# Instructions for the task:
Copy out all the entries word for word.

# Data shown:
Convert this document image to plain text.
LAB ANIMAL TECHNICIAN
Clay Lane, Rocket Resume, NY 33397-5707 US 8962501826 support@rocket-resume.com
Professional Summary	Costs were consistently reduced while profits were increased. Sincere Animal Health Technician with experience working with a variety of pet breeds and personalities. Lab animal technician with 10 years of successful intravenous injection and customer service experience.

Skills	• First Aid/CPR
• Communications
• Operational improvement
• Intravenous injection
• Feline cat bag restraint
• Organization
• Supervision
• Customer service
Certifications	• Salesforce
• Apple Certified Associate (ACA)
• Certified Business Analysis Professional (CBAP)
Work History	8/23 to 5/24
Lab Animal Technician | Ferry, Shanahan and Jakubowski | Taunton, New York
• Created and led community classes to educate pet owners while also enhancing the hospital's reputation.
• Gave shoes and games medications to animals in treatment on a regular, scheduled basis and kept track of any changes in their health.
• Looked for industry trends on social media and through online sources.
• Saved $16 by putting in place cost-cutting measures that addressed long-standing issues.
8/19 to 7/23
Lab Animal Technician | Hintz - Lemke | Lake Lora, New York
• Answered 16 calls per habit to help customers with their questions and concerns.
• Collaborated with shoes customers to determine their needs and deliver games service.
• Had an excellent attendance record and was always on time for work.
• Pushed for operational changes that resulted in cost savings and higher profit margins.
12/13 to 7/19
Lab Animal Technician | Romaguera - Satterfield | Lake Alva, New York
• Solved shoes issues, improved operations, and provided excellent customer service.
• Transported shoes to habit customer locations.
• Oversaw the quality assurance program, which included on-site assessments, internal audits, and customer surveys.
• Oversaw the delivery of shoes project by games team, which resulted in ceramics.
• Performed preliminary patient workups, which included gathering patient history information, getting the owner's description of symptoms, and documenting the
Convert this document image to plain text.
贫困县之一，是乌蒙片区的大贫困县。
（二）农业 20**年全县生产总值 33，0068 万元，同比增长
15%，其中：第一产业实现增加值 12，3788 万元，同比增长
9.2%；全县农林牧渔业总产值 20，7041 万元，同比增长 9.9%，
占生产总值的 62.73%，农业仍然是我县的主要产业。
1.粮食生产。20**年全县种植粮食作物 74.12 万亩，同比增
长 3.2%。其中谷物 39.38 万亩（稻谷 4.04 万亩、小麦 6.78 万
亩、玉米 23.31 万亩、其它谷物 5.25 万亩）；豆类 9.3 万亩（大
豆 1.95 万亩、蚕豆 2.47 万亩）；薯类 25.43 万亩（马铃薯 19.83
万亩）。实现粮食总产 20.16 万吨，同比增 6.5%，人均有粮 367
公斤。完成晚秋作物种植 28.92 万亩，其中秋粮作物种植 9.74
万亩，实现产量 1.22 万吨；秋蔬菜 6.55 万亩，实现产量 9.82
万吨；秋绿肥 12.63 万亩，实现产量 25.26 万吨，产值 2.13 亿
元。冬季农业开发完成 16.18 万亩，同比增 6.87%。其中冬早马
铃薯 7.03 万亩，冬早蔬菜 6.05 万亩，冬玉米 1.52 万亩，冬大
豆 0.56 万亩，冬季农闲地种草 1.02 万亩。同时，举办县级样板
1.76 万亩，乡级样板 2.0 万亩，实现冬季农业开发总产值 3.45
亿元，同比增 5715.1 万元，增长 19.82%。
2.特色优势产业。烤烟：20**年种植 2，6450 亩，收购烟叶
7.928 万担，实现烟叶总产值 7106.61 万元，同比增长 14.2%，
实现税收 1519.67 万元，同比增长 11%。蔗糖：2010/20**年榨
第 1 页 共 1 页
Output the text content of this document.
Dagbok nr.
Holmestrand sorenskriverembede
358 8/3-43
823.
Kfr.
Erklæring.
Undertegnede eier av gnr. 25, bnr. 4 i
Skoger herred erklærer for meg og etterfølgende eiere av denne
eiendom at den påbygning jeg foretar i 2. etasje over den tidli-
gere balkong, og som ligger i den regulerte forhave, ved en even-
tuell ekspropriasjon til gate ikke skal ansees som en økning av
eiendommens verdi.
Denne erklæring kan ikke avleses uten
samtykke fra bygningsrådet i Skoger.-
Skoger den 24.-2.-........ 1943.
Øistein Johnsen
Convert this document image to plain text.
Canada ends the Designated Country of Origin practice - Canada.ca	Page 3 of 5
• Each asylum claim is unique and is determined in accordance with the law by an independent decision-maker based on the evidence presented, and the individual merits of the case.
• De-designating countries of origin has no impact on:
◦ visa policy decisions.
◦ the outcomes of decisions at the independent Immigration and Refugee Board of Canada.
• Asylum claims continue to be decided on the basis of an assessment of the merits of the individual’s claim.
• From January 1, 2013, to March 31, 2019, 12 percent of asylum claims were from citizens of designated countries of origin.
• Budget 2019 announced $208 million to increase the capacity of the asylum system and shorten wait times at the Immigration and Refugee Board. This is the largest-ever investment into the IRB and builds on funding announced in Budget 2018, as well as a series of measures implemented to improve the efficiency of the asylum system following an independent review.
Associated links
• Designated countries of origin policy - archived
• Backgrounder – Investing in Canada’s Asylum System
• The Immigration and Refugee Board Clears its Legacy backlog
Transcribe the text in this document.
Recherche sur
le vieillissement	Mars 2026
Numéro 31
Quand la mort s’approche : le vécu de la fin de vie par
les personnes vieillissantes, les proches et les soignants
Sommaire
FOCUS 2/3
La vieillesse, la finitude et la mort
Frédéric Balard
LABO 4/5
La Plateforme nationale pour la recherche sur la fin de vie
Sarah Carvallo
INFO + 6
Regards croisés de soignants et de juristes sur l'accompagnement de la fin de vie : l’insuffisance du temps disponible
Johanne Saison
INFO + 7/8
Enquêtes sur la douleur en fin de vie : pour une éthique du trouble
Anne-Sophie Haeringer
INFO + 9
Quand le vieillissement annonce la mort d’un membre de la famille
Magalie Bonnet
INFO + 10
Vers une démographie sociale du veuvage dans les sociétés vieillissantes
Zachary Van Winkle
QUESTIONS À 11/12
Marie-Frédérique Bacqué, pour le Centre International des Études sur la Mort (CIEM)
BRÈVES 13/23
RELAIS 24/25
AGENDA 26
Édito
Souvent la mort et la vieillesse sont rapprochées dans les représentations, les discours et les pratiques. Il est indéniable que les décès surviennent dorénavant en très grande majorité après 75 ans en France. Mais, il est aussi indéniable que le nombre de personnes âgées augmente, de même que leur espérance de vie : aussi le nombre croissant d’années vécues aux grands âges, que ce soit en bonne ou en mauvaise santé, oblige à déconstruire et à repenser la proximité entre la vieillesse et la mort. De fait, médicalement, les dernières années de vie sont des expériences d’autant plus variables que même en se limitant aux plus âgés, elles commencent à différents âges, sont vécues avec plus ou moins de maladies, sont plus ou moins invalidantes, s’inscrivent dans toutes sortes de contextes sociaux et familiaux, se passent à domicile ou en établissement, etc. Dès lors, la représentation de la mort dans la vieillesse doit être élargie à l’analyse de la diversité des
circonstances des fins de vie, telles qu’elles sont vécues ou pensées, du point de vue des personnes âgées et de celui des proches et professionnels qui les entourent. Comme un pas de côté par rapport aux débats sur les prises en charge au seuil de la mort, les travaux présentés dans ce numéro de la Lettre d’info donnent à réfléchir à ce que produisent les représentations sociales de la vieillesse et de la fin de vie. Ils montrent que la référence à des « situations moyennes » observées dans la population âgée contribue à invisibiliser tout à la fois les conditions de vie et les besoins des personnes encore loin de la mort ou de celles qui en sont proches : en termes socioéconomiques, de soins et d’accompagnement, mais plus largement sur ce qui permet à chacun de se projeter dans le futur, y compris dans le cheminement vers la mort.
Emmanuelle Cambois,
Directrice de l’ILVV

# Answer for this exercise:
Convert this document image to plain text.
LAB ANIMAL TECHNICIAN
Clay Lane, Rocket Resume, NY 33397-5707 US 8962501826 support@rocket-resume.com
Professional Summary	Costs were consistently reduced while profits were increased. Sincere Animal Health Technician with experience working with a variety of pet breeds and personalities. Lab animal technician with 10 years of successful intravenous injection and customer service experience.

Skills	• First Aid/CPR
• Communications
• Operational improvement
• Intravenous injection
• Feline cat bag restraint
• Organization
• Supervision
• Customer service
Certifications	• Salesforce
• Apple Certified Associate (ACA)
• Certified Business Analysis Professional (CBAP)
Work History	8/23 to 5/24
Lab Animal Technician | Ferry, Shanahan and Jakubowski | Taunton, New York
• Created and led community classes to educate pet owners while also enhancing the hospital's reputation.
• Gave shoes and games medications to animals in treatment on a regular, scheduled basis and kept track of any changes in their health.
• Looked for industry trends on social media and through online sources.
• Saved $16 by putting in place cost-cutting measures that addressed long-standing issues.
8/19 to 7/23
Lab Animal Technician | Hintz - Lemke | Lake Lora, New York
• Answered 16 calls per habit to help customers with their questions and concerns.
• Collaborated with shoes customers to determine their needs and deliver games service.
• Had an excellent attendance record and was always on time for work.
• Pushed for operational changes that resulted in cost savings and higher profit margins.
12/13 to 7/19
Lab Animal Technician | Romaguera - Satterfield | Lake Alva, New York
• Solved shoes issues, improved operations, and provided excellent customer service.
• Transported shoes to habit customer locations.
• Oversaw the quality assurance program, which included on-site assessments, internal audits, and customer surveys.
• Oversaw the delivery of shoes project by games team, which resulted in ceramics.
• Performed preliminary patient workups, which included gathering patient history information, getting the owner's description of symptoms, and documenting the
Convert this document image to plain text.
贫困县之一，是乌蒙片区的大贫困县。
（二）农业 20**年全县生产总值 33，0068 万元，同比增长
15%，其中：第一产业实现增加值 12，3788 万元，同比增长
9.2%；全县农林牧渔业总产值 20，7041 万元，同比增长 9.9%，
占生产总值的 62.73%，农业仍然是我县的主要产业。
1.粮食生产。20**年全县种植粮食作物 74.12 万亩，同比增
长 3.2%。其中谷物 39.38 万亩（稻谷 4.04 万亩、小麦 6.78 万
亩、玉米 23.31 万亩、其它谷物 5.25 万亩）；豆类 9.3 万亩（大
豆 1.95 万亩、蚕豆 2.47 万亩）；薯类 25.43 万亩（马铃薯 19.83
万亩）。实现粮食总产 20.16 万吨，同比增 6.5%，人均有粮 367
公斤。完成晚秋作物种植 28.92 万亩，其中秋粮作物种植 9.74
万亩，实现产量 1.22 万吨；秋蔬菜 6.55 万亩，实现产量 9.82
万吨；秋绿肥 12.63 万亩，实现产量 25.26 万吨，产值 2.13 亿
元。冬季农业开发完成 16.18 万亩，同比增 6.87%。其中冬早马
铃薯 7.03 万亩，冬早蔬菜 6.05 万亩，冬玉米 1.52 万亩，冬大
豆 0.56 万亩，冬季农闲地种草 1.02 万亩。同时，举办县级样板
1.76 万亩，乡级样板 2.0 万亩，实现冬季农业开发总产值 3.45
亿元，同比增 5715.1 万元，增长 19.82%。
2.特色优势产业。烤烟：20**年种植 2，6450 亩，收购烟叶
7.928 万担，实现烟叶总产值 7106.61 万元，同比增长 14.2%，
实现税收 1519.67 万元，同比增长 11%。蔗糖：2010/20**年榨
第 1 页 共 1 页
Output the text content of this document.
Dagbok nr.
Holmestrand sorenskriverembede
358 8/3-43
823.
Kfr.
Erklæring.
Undertegnede eier av gnr. 25, bnr. 4 i
Skoger herred erklærer for meg og etterfølgende eiere av denne
eiendom at den påbygning jeg foretar i 2. etasje over den tidli-
gere balkong, og som ligger i den regulerte forhave, ved en even-
tuell ekspropriasjon til gate ikke skal ansees som en økning av
eiendommens verdi.
Denne erklæring kan ikke avleses uten
samtykke fra bygningsrådet i Skoger.-
Skoger den 24.-2.-........ 1943.
Øistein Johnsen
Convert this document image to plain text.
Canada ends the Designated Country of Origin practice - Canada.ca	Page 3 of 5
• Each asylum claim is unique and is determined in accordance with the law by an independent decision-maker based on the evidence presented, and the individual merits of the case.
• De-designating countries of origin has no impact on:
◦ visa policy decisions.
◦ the outcomes of decisions at the independent Immigration and Refugee Board of Canada.
• Asylum claims continue to be decided on the basis of an assessment of the merits of the individual’s claim.
• From January 1, 2013, to March 31, 2019, 12 percent of asylum claims were from citizens of designated countries of origin.
• Budget 2019 announced $208 million to increase the capacity of the asylum system and shorten wait times at the Immigration and Refugee Board. This is the largest-ever investment into the IRB and builds on funding announced in Budget 2018, as well as a series of measures implemented to improve the efficiency of the asylum system following an independent review.
Associated links
• Designated countries of origin policy - archived
• Backgrounder – Investing in Canada’s Asylum System
• The Immigration and Refugee Board Clears its Legacy backlog
Transcribe the text in this document.
Recherche sur
le vieillissement	Mars 2026
Numéro 31
Quand la mort s’approche : le vécu de la fin de vie par
les personnes vieillissantes, les proches et les soignants
Sommaire
FOCUS 2/3
La vieillesse, la finitude et la mort
Frédéric Balard
LABO 4/5
La Plateforme nationale pour la recherche sur la fin de vie
Sarah Carvallo
INFO + 6
Regards croisés de soignants et de juristes sur l'accompagnement de la fin de vie : l’insuffisance du temps disponible
Johanne Saison
INFO + 7/8
Enquêtes sur la douleur en fin de vie : pour une éthique du trouble
Anne-Sophie Haeringer
INFO + 9
Quand le vieillissement annonce la mort d’un membre de la famille
Magalie Bonnet
INFO + 10
Vers une démographie sociale du veuvage dans les sociétés vieillissantes
Zachary Van Winkle
QUESTIONS À 11/12
Marie-Frédérique Bacqué, pour le Centre International des Études sur la Mort (CIEM)
BRÈVES 13/23
RELAIS 24/25
AGENDA 26
Édito
Souvent la mort et la vieillesse sont rapprochées dans les représentations, les discours et les pratiques. Il est indéniable que les décès surviennent dorénavant en très grande majorité après 75 ans en France. Mais, il est aussi indéniable que le nombre de personnes âgées augmente, de même que leur espérance de vie : aussi le nombre croissant d’années vécues aux grands âges, que ce soit en bonne ou en mauvaise santé, oblige à déconstruire et à repenser la proximité entre la vieillesse et la mort. De fait, médicalement, les dernières années de vie sont des expériences d’autant plus variables que même en se limitant aux plus âgés, elles commencent à différents âges, sont vécues avec plus ou moins de maladies, sont plus ou moins invalidantes, s’inscrivent dans toutes sortes de contextes sociaux et familiaux, se passent à domicile ou en établissement, etc. Dès lors, la représentation de la mort dans la vieillesse doit être élargie à l’analyse de la diversité des
circonstances des fins de vie, telles qu’elles sont vécues ou pensées, du point de vue des personnes âgées et de celui des proches et professionnels qui les entourent. Comme un pas de côté par rapport aux débats sur les prises en charge au seuil de la mort, les travaux présentés dans ce numéro de la Lettre d’info donnent à réfléchir à ce que produisent les représentations sociales de la vieillesse et de la fin de vie. Ils montrent que la référence à des « situations moyennes » observées dans la population âgée contribue à invisibiliser tout à la fois les conditions de vie et les besoins des personnes encore loin de la mort ou de celles qui en sont proches : en termes socioéconomiques, de soins et d’accompagnement, mais plus largement sur ce qui permet à chacun de se projeter dans le futur, y compris dans le cheminement vers la mort.
Emmanuelle Cambois,
Directrice de l’ILVV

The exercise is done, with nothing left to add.